_TEXT SECTION_:
Acid-triggered release via dePEGylation of DOPE liposomes containing acid-labile vinyl ether PEG–lipids
Introduction
The intrinsic low pH within endosomal and ischemic tissue environments has motivated the development of several different triggering approaches employing either cosurfactant-stabilized dioleoylphosphatidyl ethanolamine (DOPE) [1], [2], [3], polymers [4], [5], [6], [7], or viral fusion proteins [8], [9] as an acid-sensitive switch for targeted drug delivery. Cosurfactant-stabilized DOPE systems have been the most widely studied because of their excellent fusogenic potential [10], however, a lack of serum stability greatly limits their potential application in vivo. Incorporation of a sterically-stabilizing polyethylene glycol (PEG) coating improves their serum stability, however, this is achieved at the expense of diminished delivery efficiency and fusogenic capacity [2]. These limitations have stimulated the search for triggering strategies in which the latent DOPE fusogenicity is restored upon dePEGylation.

_WHAT THE TASK REQUIRES_: Proceed with the text on acid-triggered release from DOPE liposomes, starting after its last sentence. The items have nothing to do with this.

_EXTRACTED RECORDS_:
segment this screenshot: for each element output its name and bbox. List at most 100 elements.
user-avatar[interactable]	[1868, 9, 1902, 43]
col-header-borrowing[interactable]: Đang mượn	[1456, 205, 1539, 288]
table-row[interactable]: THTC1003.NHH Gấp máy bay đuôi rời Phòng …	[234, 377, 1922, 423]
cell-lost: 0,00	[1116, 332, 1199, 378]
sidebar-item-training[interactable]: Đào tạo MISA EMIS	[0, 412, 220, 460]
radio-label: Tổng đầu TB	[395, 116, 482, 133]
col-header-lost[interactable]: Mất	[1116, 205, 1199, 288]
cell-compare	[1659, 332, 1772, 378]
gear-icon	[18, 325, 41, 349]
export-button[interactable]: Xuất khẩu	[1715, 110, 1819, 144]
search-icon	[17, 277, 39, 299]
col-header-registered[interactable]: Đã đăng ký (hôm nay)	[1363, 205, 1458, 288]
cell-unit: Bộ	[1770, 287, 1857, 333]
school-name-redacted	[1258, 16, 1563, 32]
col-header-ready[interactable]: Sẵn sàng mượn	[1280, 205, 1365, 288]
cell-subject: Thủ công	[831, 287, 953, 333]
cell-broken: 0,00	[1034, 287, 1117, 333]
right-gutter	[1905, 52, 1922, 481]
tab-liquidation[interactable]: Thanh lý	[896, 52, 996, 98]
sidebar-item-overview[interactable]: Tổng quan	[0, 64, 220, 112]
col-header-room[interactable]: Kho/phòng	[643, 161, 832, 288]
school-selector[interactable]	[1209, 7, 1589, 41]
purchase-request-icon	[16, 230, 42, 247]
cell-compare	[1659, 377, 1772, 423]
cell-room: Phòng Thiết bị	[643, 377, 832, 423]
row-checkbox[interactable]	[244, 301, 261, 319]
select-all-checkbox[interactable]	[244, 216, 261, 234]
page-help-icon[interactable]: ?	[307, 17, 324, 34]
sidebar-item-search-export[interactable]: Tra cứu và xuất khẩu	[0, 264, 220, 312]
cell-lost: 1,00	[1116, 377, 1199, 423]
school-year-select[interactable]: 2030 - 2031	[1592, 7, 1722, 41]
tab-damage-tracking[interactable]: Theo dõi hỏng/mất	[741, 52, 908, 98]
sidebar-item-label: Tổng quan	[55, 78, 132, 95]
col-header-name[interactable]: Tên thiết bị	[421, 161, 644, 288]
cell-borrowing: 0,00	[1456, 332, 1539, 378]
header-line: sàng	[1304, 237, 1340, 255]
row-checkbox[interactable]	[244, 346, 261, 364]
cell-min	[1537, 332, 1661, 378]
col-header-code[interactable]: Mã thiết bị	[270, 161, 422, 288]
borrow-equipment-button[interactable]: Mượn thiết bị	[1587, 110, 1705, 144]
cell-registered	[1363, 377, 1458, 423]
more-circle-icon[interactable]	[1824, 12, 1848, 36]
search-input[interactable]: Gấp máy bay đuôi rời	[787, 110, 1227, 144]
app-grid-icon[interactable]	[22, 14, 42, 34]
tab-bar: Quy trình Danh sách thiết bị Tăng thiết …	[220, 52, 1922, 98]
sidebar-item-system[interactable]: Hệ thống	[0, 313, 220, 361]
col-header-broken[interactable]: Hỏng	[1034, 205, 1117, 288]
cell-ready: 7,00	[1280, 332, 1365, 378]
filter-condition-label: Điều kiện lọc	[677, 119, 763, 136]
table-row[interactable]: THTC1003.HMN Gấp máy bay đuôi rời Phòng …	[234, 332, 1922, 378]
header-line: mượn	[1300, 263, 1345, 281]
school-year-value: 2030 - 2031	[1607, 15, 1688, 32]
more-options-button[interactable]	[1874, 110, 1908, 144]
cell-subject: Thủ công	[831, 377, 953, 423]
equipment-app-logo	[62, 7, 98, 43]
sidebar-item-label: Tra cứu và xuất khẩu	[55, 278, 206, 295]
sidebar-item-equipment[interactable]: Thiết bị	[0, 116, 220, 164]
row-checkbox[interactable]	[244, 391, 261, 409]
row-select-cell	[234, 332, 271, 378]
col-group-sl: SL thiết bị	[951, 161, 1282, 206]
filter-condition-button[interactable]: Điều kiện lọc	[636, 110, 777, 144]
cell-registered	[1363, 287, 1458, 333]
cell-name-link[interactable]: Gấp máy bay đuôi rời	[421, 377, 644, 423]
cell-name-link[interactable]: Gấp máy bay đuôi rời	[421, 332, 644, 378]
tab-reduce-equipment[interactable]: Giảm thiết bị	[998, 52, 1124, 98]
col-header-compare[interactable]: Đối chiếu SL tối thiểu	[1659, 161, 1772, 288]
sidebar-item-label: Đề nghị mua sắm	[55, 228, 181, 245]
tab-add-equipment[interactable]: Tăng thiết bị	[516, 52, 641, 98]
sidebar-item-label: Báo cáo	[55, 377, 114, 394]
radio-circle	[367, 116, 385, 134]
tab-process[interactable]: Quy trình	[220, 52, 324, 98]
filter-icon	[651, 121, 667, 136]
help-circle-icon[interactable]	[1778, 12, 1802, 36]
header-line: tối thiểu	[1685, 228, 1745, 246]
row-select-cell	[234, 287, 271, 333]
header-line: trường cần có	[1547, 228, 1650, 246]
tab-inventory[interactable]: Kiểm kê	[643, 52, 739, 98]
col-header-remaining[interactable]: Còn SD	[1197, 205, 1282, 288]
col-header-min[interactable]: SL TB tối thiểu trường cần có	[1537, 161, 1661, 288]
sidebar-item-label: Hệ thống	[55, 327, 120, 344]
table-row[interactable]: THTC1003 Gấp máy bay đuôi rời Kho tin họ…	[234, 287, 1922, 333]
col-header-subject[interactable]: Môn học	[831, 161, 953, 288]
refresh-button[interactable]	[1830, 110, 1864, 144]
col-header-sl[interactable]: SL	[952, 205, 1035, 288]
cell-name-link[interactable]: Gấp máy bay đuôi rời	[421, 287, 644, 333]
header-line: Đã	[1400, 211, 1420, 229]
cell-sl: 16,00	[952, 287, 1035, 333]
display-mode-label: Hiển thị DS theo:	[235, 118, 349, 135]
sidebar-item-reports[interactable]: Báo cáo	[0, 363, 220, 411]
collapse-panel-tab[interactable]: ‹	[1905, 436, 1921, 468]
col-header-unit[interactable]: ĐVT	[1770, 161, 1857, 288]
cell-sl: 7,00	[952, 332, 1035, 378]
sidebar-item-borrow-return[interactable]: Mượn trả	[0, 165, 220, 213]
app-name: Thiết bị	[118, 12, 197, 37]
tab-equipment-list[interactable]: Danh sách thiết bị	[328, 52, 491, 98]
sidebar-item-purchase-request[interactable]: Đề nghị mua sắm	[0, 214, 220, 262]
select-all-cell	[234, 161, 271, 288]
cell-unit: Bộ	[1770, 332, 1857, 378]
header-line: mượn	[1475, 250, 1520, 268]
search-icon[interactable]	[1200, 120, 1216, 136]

_ANSWER FOR THIS EXERCISE_:
Efficient targeting of drugs to the cytoplasm of folate-receptor positive cells via receptor-mediated endocytosis has been previously demonstrated by Thompson and co-workers [11], [12] using folic acid-modified, acid-sensitive diplasmalogen (DPPlsC) liposomes. This system operates via acid-catalyzed hydrolysis of the DPPlsC vinyl ether bonds at endosomal pH values, resulting in a lamellar-to-micellar phase transition (Lα–HI; Fig. 1) that significantly enhances liposomal contents release into the cytoplasm of the target cells. Unlike most pH-sensitive liposome formulations [13], DPPlsC liposomes demonstrate good plasma stability at 37 °C, however, their practical utility has been limited by their slow reaction kinetics and the difficulties encountered in the previously reported syntheses of the (Z)-vinyl ether linkages found in the naturally-occurring forms of diplasmalogen lipids.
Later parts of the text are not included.